Express every row below as a Markdown table with the columns No. and Text, giving each row's number and its line. Leave out blank lines and the pictures.

Layout region records:
::::::::::

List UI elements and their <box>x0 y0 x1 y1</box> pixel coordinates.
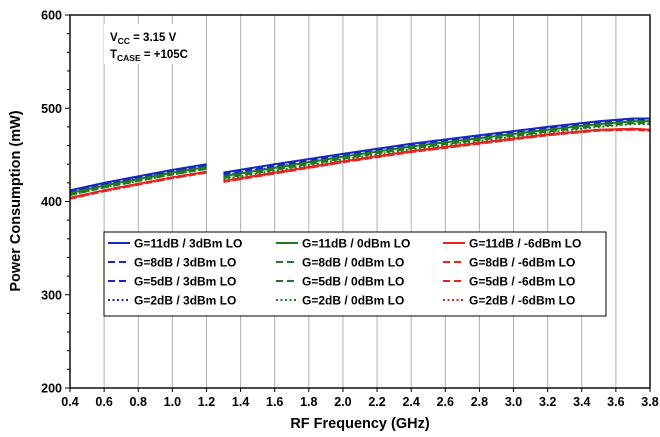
y-axis-title: Power Consumption (mW) <box>8 110 24 291</box>
annotation-vcc: VCC = 3.15 V <box>110 32 177 46</box>
y-tick-label: 400 <box>41 195 62 209</box>
x-tick-label: 3.2 <box>539 395 556 409</box>
legend-label: G=8dB / -6dBm LO <box>469 256 575 270</box>
legend-label: G=2dB / -6dBm LO <box>469 294 575 308</box>
legend: G=11dB / 3dBm LO G=11dB / 0dBm LO G=11dB /… <box>103 231 607 317</box>
x-tick-label: 2.4 <box>402 395 419 409</box>
y-tick-label: 500 <box>41 102 62 116</box>
y-tick-label: 300 <box>41 288 62 302</box>
x-tick-label: 2.2 <box>368 395 385 409</box>
x-tick-label: 0.4 <box>61 395 78 409</box>
legend-label: G=5dB / 0dBm LO <box>302 275 404 289</box>
conditions-annotation: VCC = 3.15 V TCASE = +105C <box>104 24 196 64</box>
x-tick-label: 1.0 <box>164 395 181 409</box>
x-tick-label: 1.2 <box>198 395 215 409</box>
legend-label: G=11dB / 3dBm LO <box>134 237 242 251</box>
legend-label: G=11dB / 0dBm LO <box>302 237 410 251</box>
x-tick-label: 3.0 <box>505 395 522 409</box>
x-tick-label: 3.8 <box>641 395 658 409</box>
grid-lines <box>103 15 617 388</box>
axis-ticks <box>65 14 651 392</box>
legend-label: G=2dB / 3dBm LO <box>134 294 236 308</box>
x-tick-label: 2.6 <box>437 395 454 409</box>
plot-background <box>70 15 650 388</box>
x-tick-label: 0.8 <box>130 395 147 409</box>
y-tick-labels: 200 300 400 500 600 <box>41 9 62 396</box>
x-tick-label: 3.6 <box>607 395 624 409</box>
x-axis-title: RF Frequency (GHz) <box>290 416 430 432</box>
x-tick-label: 1.8 <box>300 395 317 409</box>
x-tick-label: 2.0 <box>334 395 351 409</box>
annotation-box <box>104 24 196 64</box>
series-line <box>69 171 207 200</box>
legend-label: G=11dB / -6dBm LO <box>469 237 581 251</box>
series-layer <box>69 117 651 200</box>
y-tick-label: 600 <box>41 9 62 23</box>
legend-box <box>103 231 607 317</box>
y-tick-label: 200 <box>41 382 62 396</box>
series-line <box>223 123 650 181</box>
x-tick-label: 2.8 <box>471 395 488 409</box>
series-line <box>223 128 651 183</box>
legend-label: G=2dB / 0dBm LO <box>302 294 404 308</box>
legend-label: G=8dB / 0dBm LO <box>302 256 404 270</box>
x-tick-label: 1.6 <box>266 395 283 409</box>
x-tick-label: 1.4 <box>232 395 249 409</box>
x-tick-label: 3.4 <box>573 395 590 409</box>
series-line <box>69 167 207 196</box>
legend-label: G=8dB / 3dBm LO <box>134 256 236 270</box>
legend-label: G=5dB / -6dBm LO <box>469 275 575 289</box>
x-tick-label: 0.6 <box>95 395 112 409</box>
annotation-tcase: TCASE = +105C <box>110 49 188 63</box>
legend-label: G=5dB / 3dBm LO <box>134 275 236 289</box>
x-tick-labels: 0.4 0.6 0.8 1.0 1.2 1.4 1.6 1.8 2.0 2.2 2.4 2.6 2.8 3… <box>61 395 658 409</box>
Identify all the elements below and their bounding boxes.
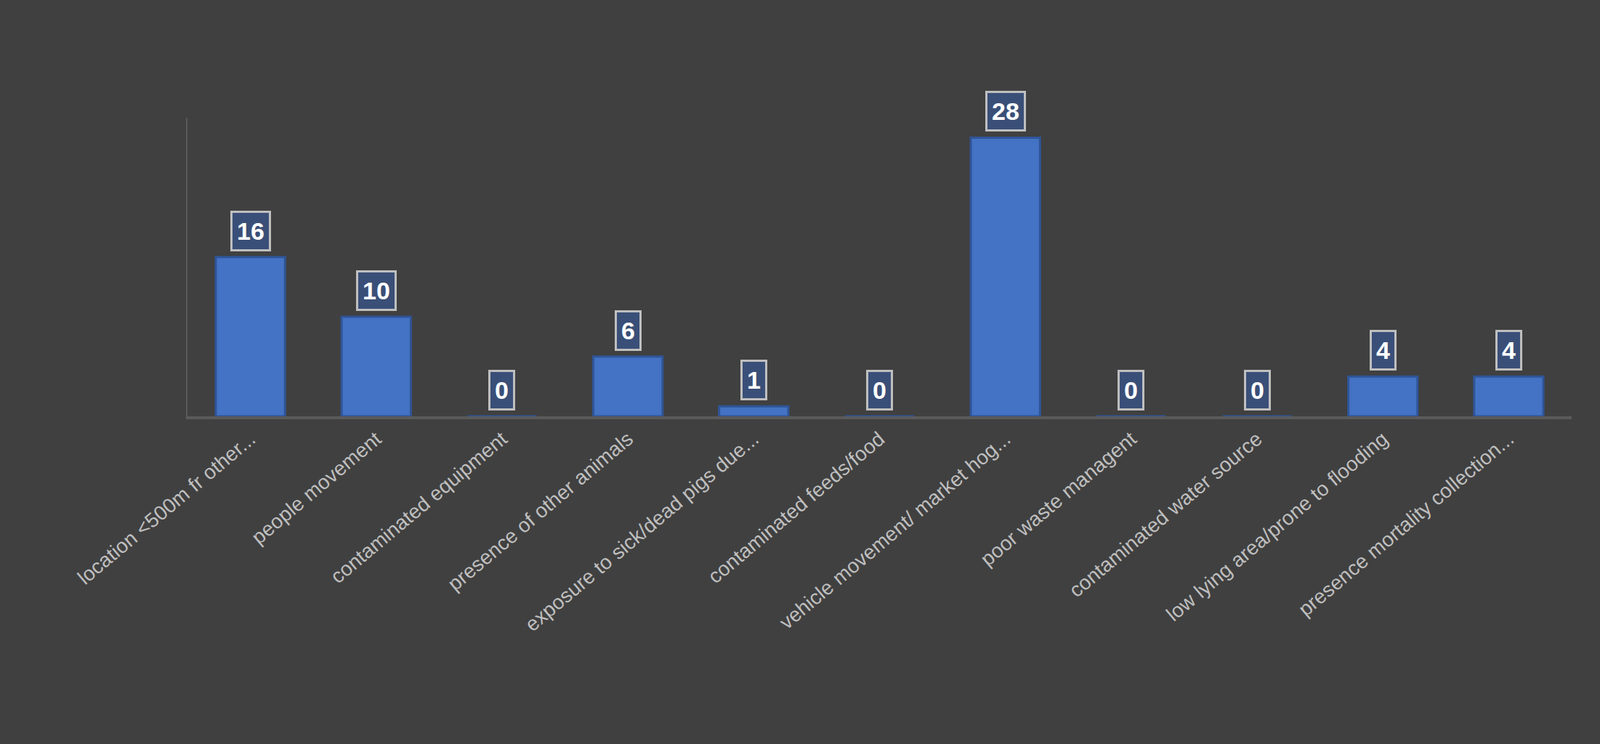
svg-text:contaminated feeds/food: contaminated feeds/food (704, 427, 890, 588)
svg-text:28: 28 (991, 97, 1020, 125)
svg-text:contaminated water source: contaminated water source (1064, 427, 1266, 602)
svg-text:location <500m fr other...: location <500m fr other... (73, 427, 261, 589)
svg-text:0: 0 (494, 376, 509, 404)
svg-text:10: 10 (362, 276, 391, 305)
svg-text:vehicle movement/ market hog..: vehicle movement/ market hog... (775, 427, 1016, 634)
svg-text:exposure to sick/dead pigs due: exposure to sick/dead pigs due... (520, 427, 764, 636)
svg-text:low lying area/prone to floodi: low lying area/prone to flooding (1161, 427, 1393, 626)
svg-text:presence of other animals: presence of other animals (443, 427, 638, 596)
svg-text:0: 0 (1250, 376, 1265, 404)
svg-text:4: 4 (1501, 336, 1516, 365)
svg-text:poor waste managent: poor waste managent (976, 427, 1141, 571)
svg-text:4: 4 (1376, 336, 1391, 365)
svg-text:people movement: people movement (247, 427, 386, 549)
svg-text:6: 6 (621, 316, 636, 345)
svg-text:0: 0 (872, 376, 887, 404)
svg-text:presence mortality collection.: presence mortality collection... (1294, 427, 1518, 621)
svg-text:0: 0 (1124, 376, 1138, 404)
svg-text:1: 1 (746, 366, 761, 394)
svg-text:contaminated equipment: contaminated equipment (326, 427, 512, 588)
svg-text:16: 16 (236, 217, 265, 245)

::::::::::

Answer in full:
| No. | Text |
|---|---|
| 1 | List UI elements and their <box>x0 y0 x1 y1</box> pixel coordinates. |
| 2 | y-axis-title: Power Consumption (mW) <box>8 110 24 291</box> |
| 3 | annotation-vcc: VCC = 3.15 V <box>110 32 177 46</box> |
| 4 | y-tick-label: 400 <box>41 195 62 209</box> |
| 5 | x-tick-label: 3.2 <box>539 395 556 409</box> |
| 6 | legend-label: G=8dB / -6dBm LO <box>469 256 575 270</box> |
| 7 | legend-label: G=2dB / -6dBm LO <box>469 294 575 308</box> |
| 8 | legend: G=11dB / 3dBm LO G=11dB / 0dBm LO G=11dB /… <box>103 231 607 317</box> |
| 9 | x-tick-label: 2.4 <box>402 395 419 409</box> |
| 10 | y-tick-label: 500 <box>41 102 62 116</box> |
| 11 | y-tick-label: 300 <box>41 288 62 302</box> |
| 12 | x-tick-label: 2.2 <box>368 395 385 409</box> |
| 13 | x-tick-label: 0.4 <box>61 395 78 409</box> |
| 14 | legend-label: G=5dB / 0dBm LO <box>302 275 404 289</box> |
| 15 | conditions-annotation: VCC = 3.15 V TCASE = +105C <box>104 24 196 64</box> |
| 16 | x-tick-label: 1.0 <box>164 395 181 409</box> |
| 17 | x-tick-label: 1.2 <box>198 395 215 409</box> |
| 18 | legend-label: G=11dB / 3dBm LO <box>134 237 242 251</box> |
| 19 | legend-label: G=11dB / 0dBm LO <box>302 237 410 251</box> |
| 20 | x-tick-label: 3.0 <box>505 395 522 409</box> |
| 21 | x-tick-label: 3.8 <box>641 395 658 409</box> |
| 22 | grid-lines <box>103 15 617 388</box> |
| 23 | axis-ticks <box>65 14 651 392</box> |
| 24 | legend-label: G=2dB / 3dBm LO <box>134 294 236 308</box> |
| 25 | x-tick-label: 2.6 <box>437 395 454 409</box> |
| 26 | plot-background <box>70 15 650 388</box> |
| 27 | x-tick-label: 0.8 <box>130 395 147 409</box> |
| 28 | y-tick-labels: 200 300 400 500 600 <box>41 9 62 396</box> |
| 29 | x-tick-label: 3.6 <box>607 395 624 409</box> |
| 30 | x-axis-title: RF Frequency (GHz) <box>290 416 430 432</box> |
| 31 | x-tick-label: 1.8 <box>300 395 317 409</box> |
| 32 | x-tick-label: 2.0 <box>334 395 351 409</box> |
| 33 | annotation-box <box>104 24 196 64</box> |
| 34 | series-line <box>69 171 207 200</box> |
| 35 | legend-label: G=11dB / -6dBm LO <box>469 237 581 251</box> |
| 36 | series-layer <box>69 117 651 200</box> |
| 37 | y-tick-label: 600 <box>41 9 62 23</box> |
| 38 | legend-box <box>103 231 607 317</box> |
| 39 | y-tick-label: 200 <box>41 382 62 396</box> |
| 40 | series-line <box>223 123 650 181</box> |
| 41 | x-tick-label: 2.8 <box>471 395 488 409</box> |
| 42 | series-line <box>223 128 651 183</box> |
| 43 | legend-label: G=2dB / 0dBm LO <box>302 294 404 308</box> |
| 44 | legend-label: G=8dB / 0dBm LO <box>302 256 404 270</box> |
| 45 | x-tick-label: 1.6 <box>266 395 283 409</box> |
| 46 | x-tick-label: 1.4 <box>232 395 249 409</box> |
| 47 | x-tick-label: 3.4 <box>573 395 590 409</box> |
| 48 | series-line <box>69 167 207 196</box> |
| 49 | legend-label: G=8dB / 3dBm LO <box>134 256 236 270</box> |
| 50 | legend-label: G=5dB / -6dBm LO <box>469 275 575 289</box> |
| 51 | x-tick-label: 0.6 <box>95 395 112 409</box> |
| 52 | annotation-tcase: TCASE = +105C <box>110 49 188 63</box> |
| 53 | legend-label: G=5dB / 3dBm LO <box>134 275 236 289</box> |
| 54 | x-tick-labels: 0.4 0.6 0.8 1.0 1.2 1.4 1.6 1.8 2.0 2.2 2.4 2.6 2.8 3… <box>61 395 658 409</box> |
| 55 | Identify all the elements below and their bounding boxes. |
| 56 | svg-text:contaminated feeds/food: contaminated feeds/food (704, 427, 890, 588) |
| 57 | svg-text:28: 28 (991, 97, 1020, 125) |
| 58 | svg-text:contaminated water source: contaminated water source (1064, 427, 1266, 602) |
| 59 | svg-text:location <500m fr other...: location <500m fr other... (73, 427, 261, 589) |
| 60 | svg-text:0: 0 (494, 376, 509, 404) |
| 61 | svg-text:10: 10 (362, 276, 391, 305) |
| 62 | svg-text:vehicle movement/ market hog..: vehicle movement/ market hog... (775, 427, 1016, 634) |
| 63 | svg-text:exposure to sick/dead pigs due: exposure to sick/dead pigs due... (520, 427, 764, 636) |
| 64 | svg-text:low lying area/prone to floodi: low lying area/prone to flooding (1161, 427, 1393, 626) |
| 65 | svg-text:presence of other animals: presence of other animals (443, 427, 638, 596) |
| 66 | svg-text:0: 0 (1250, 376, 1265, 404) |
| 67 | svg-text:4: 4 (1501, 336, 1516, 365) |
| 68 | svg-text:poor waste managent: poor waste managent (976, 427, 1141, 571) |
| 69 | svg-text:4: 4 (1376, 336, 1391, 365) |
| 70 | svg-text:people movement: people movement (247, 427, 386, 549) |
| 71 | svg-text:6: 6 (621, 316, 636, 345) |
| 72 | svg-text:0: 0 (872, 376, 887, 404) |
| 73 | svg-text:presence mortality collection.: presence mortality collection... (1294, 427, 1518, 621) |
| 74 | svg-text:0: 0 (1124, 376, 1138, 404) |
| 75 | svg-text:1: 1 (746, 366, 761, 394) |
| 76 | svg-text:contaminated equipment: contaminated equipment (326, 427, 512, 588) |
| 77 | svg-text:16: 16 (236, 217, 265, 245) |